→ **DIRECTIONS FOR THIS TASK**
Swap "bbox" for "box" in the rows starting at the line containing "trajectory bbox=[342, 352, 444, 445]" and ending at the line containing "legend-label: Singular points", and write out only those lines again with nothing else changed.

→ **DATA SECTION**

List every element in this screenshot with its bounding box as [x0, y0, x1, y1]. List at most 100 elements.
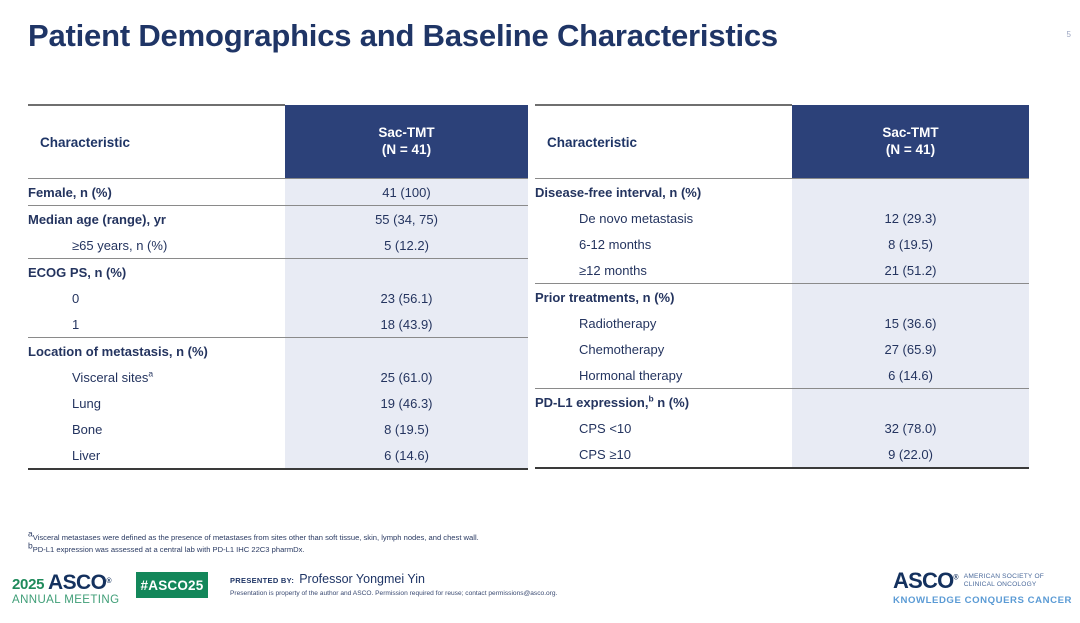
row-value: 27 (65.9)	[792, 336, 1029, 362]
row-label: CPS ≥10	[535, 441, 792, 468]
row-section-label: Female, n (%)	[28, 178, 285, 206]
table-row: Liver 6 (14.6)	[28, 442, 528, 469]
table-row: ≥12 months 21 (51.2)	[535, 257, 1029, 284]
asco-society-logo: ASCO® AMERICAN SOCIETY OF CLINICAL ONCOL…	[893, 568, 1072, 607]
row-value: 23 (56.1)	[285, 285, 528, 311]
column-header-arm: Sac-TMT (N = 41)	[285, 105, 528, 179]
row-label: ≥65 years, n (%)	[28, 232, 285, 259]
row-label: Liver	[28, 442, 285, 469]
column-header-characteristic: Characteristic	[535, 104, 792, 179]
table-row: CPS ≥10 9 (22.0)	[535, 441, 1029, 468]
spacer	[535, 467, 792, 470]
column-header-arm: Sac-TMT (N = 41)	[792, 105, 1029, 179]
row-section-label: Median age (range), yr	[28, 205, 285, 232]
table-row: Visceral sitesa 25 (61.0)	[28, 364, 528, 390]
demographics-table-left: Characteristic Sac-TMT (N = 41) Female, …	[28, 104, 528, 471]
row-section-label: ECOG PS, n (%)	[28, 258, 285, 285]
footnote: aVisceral metastases were defined as the…	[28, 528, 479, 542]
demographics-table-right: Characteristic Sac-TMT (N = 41) Disease-…	[535, 104, 1029, 470]
row-section-label: PD-L1 expression,b n (%)	[535, 388, 792, 415]
asco-society-subtitle: AMERICAN SOCIETY OF CLINICAL ONCOLOGY	[964, 573, 1044, 589]
row-label: ≥12 months	[535, 257, 792, 284]
presented-by-label: PRESENTED BY:	[230, 576, 295, 585]
registered-mark-icon: ®	[106, 578, 112, 585]
arm-n: (N = 41)	[885, 141, 936, 157]
table-header-row: Characteristic Sac-TMT (N = 41)	[535, 104, 1029, 179]
meeting-brand: ASCO	[48, 571, 107, 594]
row-value: 25 (61.0)	[285, 364, 528, 390]
row-value: 21 (51.2)	[792, 257, 1029, 284]
table-row: Location of metastasis, n (%)	[28, 337, 528, 364]
row-value: 41 (100)	[285, 178, 528, 206]
row-value: 8 (19.5)	[792, 231, 1029, 257]
footnote-marker: b	[648, 393, 654, 404]
table-body-left: Female, n (%) 41 (100) Median age (range),…	[28, 178, 528, 471]
meeting-year: 2025	[12, 576, 45, 593]
spacer	[285, 468, 528, 471]
presented-by-block: PRESENTED BY: Professor Yongmei Yin Pres…	[230, 572, 557, 597]
row-section-label: Disease-free interval, n (%)	[535, 178, 792, 205]
row-value	[792, 178, 1029, 205]
row-label: 0	[28, 285, 285, 311]
table-row: 6-12 months 8 (19.5)	[535, 231, 1029, 257]
table-row: Lung 19 (46.3)	[28, 390, 528, 416]
footnote-marker: a	[28, 528, 33, 539]
row-value	[285, 258, 528, 285]
table-row: Bone 8 (19.5)	[28, 416, 528, 442]
table-header-row: Characteristic Sac-TMT (N = 41)	[28, 104, 528, 179]
row-label: Visceral sitesa	[28, 364, 285, 390]
asco-subtitle-line1: AMERICAN SOCIETY OF	[963, 572, 1044, 580]
arm-n: (N = 41)	[381, 141, 432, 157]
row-value	[792, 388, 1029, 415]
row-value: 19 (46.3)	[285, 390, 528, 416]
asco-tagline: KNOWLEDGE CONQUERS CANCER	[893, 595, 1072, 606]
row-value: 15 (36.6)	[792, 310, 1029, 336]
row-label: 1	[28, 311, 285, 338]
table-row: Disease-free interval, n (%)	[535, 178, 1029, 205]
table-row: 1 18 (43.9)	[28, 311, 528, 338]
row-label: Bone	[28, 416, 285, 442]
rights-note: Presentation is property of the author a…	[230, 590, 558, 597]
registered-mark-icon: ®	[953, 574, 958, 582]
slide-footer: 2025 ASCO® ANNUAL MEETING #ASCO25 PRESEN…	[0, 566, 1080, 623]
row-label: CPS <10	[535, 415, 792, 441]
table-row: Hormonal therapy 6 (14.6)	[535, 362, 1029, 389]
asco-subtitle-line2: CLINICAL ONCOLOGY	[963, 581, 1037, 588]
row-label: 6-12 months	[535, 231, 792, 257]
row-value: 55 (34, 75)	[285, 205, 528, 232]
table-row: Prior treatments, n (%)	[535, 283, 1029, 310]
row-value	[285, 337, 528, 364]
spacer	[28, 468, 285, 471]
footnote: bPD-L1 expression was assessed at a cent…	[28, 540, 305, 554]
row-section-label: Location of metastasis, n (%)	[28, 337, 285, 364]
column-header-characteristic: Characteristic	[28, 104, 285, 179]
asco-annual-meeting-logo: 2025 ASCO® ANNUAL MEETING	[12, 572, 119, 607]
table-row: ≥65 years, n (%) 5 (12.2)	[28, 232, 528, 259]
table-body-right: Disease-free interval, n (%) De novo meta…	[535, 178, 1029, 470]
presenter-name: Professor Yongmei Yin	[299, 572, 425, 586]
row-label: Radiotherapy	[535, 310, 792, 336]
table-row: Radiotherapy 15 (36.6)	[535, 310, 1029, 336]
table-bottom-rule	[535, 467, 1029, 470]
table-row: Chemotherapy 27 (65.9)	[535, 336, 1029, 362]
row-value: 5 (12.2)	[285, 232, 528, 259]
table-bottom-rule	[28, 468, 528, 471]
table-row: PD-L1 expression,b n (%)	[535, 388, 1029, 415]
arm-name: Sac-TMT	[378, 124, 435, 140]
page-number: 5	[1066, 30, 1071, 39]
footnote-marker: b	[28, 540, 33, 551]
row-value: 6 (14.6)	[285, 442, 528, 469]
row-value	[792, 283, 1029, 310]
table-row: ECOG PS, n (%)	[28, 258, 528, 285]
asco-wordmark: ASCO®	[893, 568, 959, 593]
table-row: De novo metastasis 12 (29.3)	[535, 205, 1029, 231]
row-label: Chemotherapy	[535, 336, 792, 362]
row-value: 18 (43.9)	[285, 311, 528, 338]
row-label: De novo metastasis	[535, 205, 792, 231]
hashtag-badge: #ASCO25	[136, 572, 208, 598]
table-row: CPS <10 32 (78.0)	[535, 415, 1029, 441]
table-row: Median age (range), yr 55 (34, 75)	[28, 205, 528, 232]
row-value: 32 (78.0)	[792, 415, 1029, 441]
row-label: Hormonal therapy	[535, 362, 792, 389]
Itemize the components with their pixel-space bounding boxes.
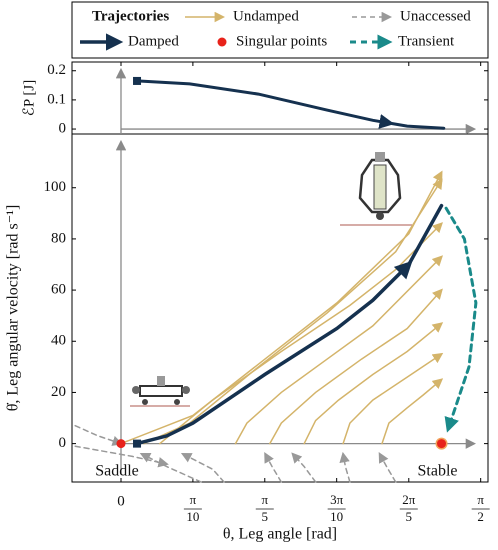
trajectory bbox=[342, 352, 444, 445]
y-tick-label: 80 bbox=[51, 230, 66, 246]
x-tick-label: π/2π2 bbox=[471, 492, 490, 524]
singular-point bbox=[116, 439, 126, 449]
y-tick-label: 100 bbox=[44, 179, 67, 195]
legend-label: Singular points bbox=[236, 33, 327, 49]
point-label: Stable bbox=[418, 462, 458, 479]
trajectory bbox=[143, 178, 443, 445]
x-tick-label: 2π/52π5 bbox=[399, 492, 418, 524]
trajectory bbox=[74, 445, 169, 468]
x-tick-denominator: 10 bbox=[186, 509, 199, 524]
trajectory bbox=[291, 452, 317, 483]
legend-label: Damped bbox=[128, 33, 179, 49]
trajectory bbox=[120, 170, 443, 445]
trajectory bbox=[381, 378, 444, 445]
x-tick-numerator: π bbox=[261, 492, 268, 507]
y-tick-label: 60 bbox=[51, 282, 66, 298]
x-tick-numerator: 2π bbox=[402, 492, 416, 507]
trajectory bbox=[234, 255, 443, 445]
trajectory bbox=[269, 288, 443, 445]
y-axis-label: θ̇, Leg angular velocity [rad s⁻¹] bbox=[5, 205, 22, 412]
x-axis-label: θ, Leg angle [rad] bbox=[223, 526, 337, 543]
trajectory bbox=[135, 203, 444, 446]
x-tick-numerator: π bbox=[477, 492, 484, 507]
x-tick-denominator: 10 bbox=[330, 509, 343, 524]
x-tick-label: π/10π10 bbox=[183, 492, 202, 524]
robot-icon-high bbox=[340, 152, 412, 226]
trajectory bbox=[444, 206, 478, 433]
legend-label: Undamped bbox=[233, 8, 299, 24]
x-tick-label: 0 bbox=[117, 493, 125, 509]
y-tick-label: 0.1 bbox=[47, 91, 66, 107]
x-tick-numerator: 3π bbox=[330, 492, 344, 507]
x-tick-denominator: 2 bbox=[477, 509, 484, 524]
x-tick-denominator: 5 bbox=[406, 509, 413, 524]
trajectory bbox=[180, 452, 225, 483]
y-tick-label: 40 bbox=[51, 333, 66, 349]
legend-box bbox=[71, 1, 489, 59]
plot-frame bbox=[71, 61, 489, 483]
y-tick-label: 0 bbox=[59, 120, 67, 136]
start-marker bbox=[133, 439, 142, 448]
legend-label: Transient bbox=[398, 33, 455, 49]
singular-point bbox=[437, 439, 447, 449]
legend-label: Unaccessed bbox=[400, 8, 471, 24]
start-marker bbox=[133, 76, 142, 85]
y-tick-label: 20 bbox=[51, 384, 66, 400]
y-tick-label: 0 bbox=[59, 435, 67, 451]
y-axis-label: ℰP [J] bbox=[21, 80, 37, 116]
x-tick-denominator: 5 bbox=[262, 509, 269, 524]
trajectory bbox=[378, 452, 397, 483]
trajectory bbox=[303, 322, 444, 445]
trajectory bbox=[264, 452, 283, 483]
legend-title: Trajectories bbox=[92, 8, 169, 24]
x-tick-label: 3π/103π10 bbox=[327, 492, 346, 524]
robot-icon-low bbox=[130, 376, 190, 407]
x-tick-label: π/5π5 bbox=[255, 492, 274, 524]
energy-line bbox=[135, 79, 446, 130]
trajectory bbox=[74, 424, 123, 446]
x-tick-numerator: π bbox=[190, 492, 197, 507]
trajectory bbox=[339, 451, 351, 483]
y-tick-label: 0.2 bbox=[47, 62, 66, 78]
point-label: Saddle bbox=[95, 462, 139, 479]
legend-swatch bbox=[217, 37, 227, 47]
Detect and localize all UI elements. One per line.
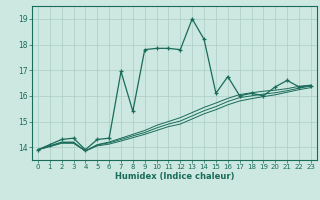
X-axis label: Humidex (Indice chaleur): Humidex (Indice chaleur): [115, 172, 234, 181]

→ **RESULT FOR THIS TASK**
trajectory box=[342, 352, 444, 445]
y-tick-label: 80 box=[51, 230, 66, 246]
x-tick-label: π/2π2 box=[471, 492, 490, 524]
singular-point box=[116, 439, 126, 449]
y-tick-label: 100 box=[44, 179, 67, 195]
legend-label: Singular points box=[236, 33, 327, 49]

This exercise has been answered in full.